WRITTEN EXERCISE
Pictures appear in the records below; write out everything else exactly.

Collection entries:
START

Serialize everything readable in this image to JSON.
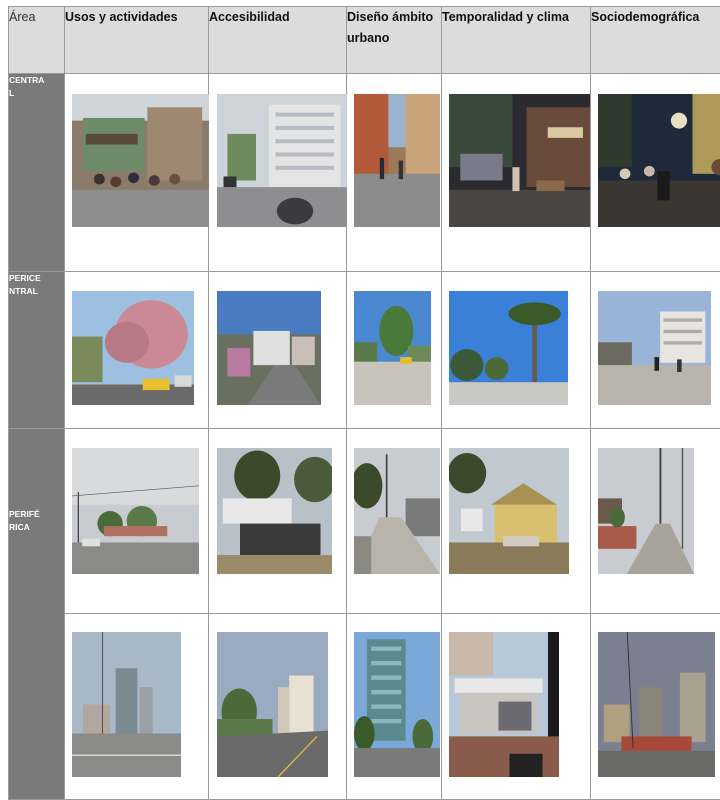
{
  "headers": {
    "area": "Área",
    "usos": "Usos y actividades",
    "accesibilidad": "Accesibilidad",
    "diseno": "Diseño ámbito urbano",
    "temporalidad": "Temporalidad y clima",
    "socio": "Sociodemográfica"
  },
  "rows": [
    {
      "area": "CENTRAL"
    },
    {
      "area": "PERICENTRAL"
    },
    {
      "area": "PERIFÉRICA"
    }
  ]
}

END

OUTPUT FOR THIS TASK
Serialize everything readable in this image to JSON.
{
  "headers": {
    "area": "Área",
    "usos": "Usos y actividades",
    "accesibilidad": "Accesibilidad",
    "diseno": "Diseño ámbito urbano",
    "temporalidad": "Temporalidad y clima",
    "socio": "Sociodemográfica"
  },
  "rows": [
    {
      "area": "CENTRAL"
    },
    {
      "area": "PERICENTRAL"
    },
    {
      "area": "PERIFÉRICA"
    }
  ]
}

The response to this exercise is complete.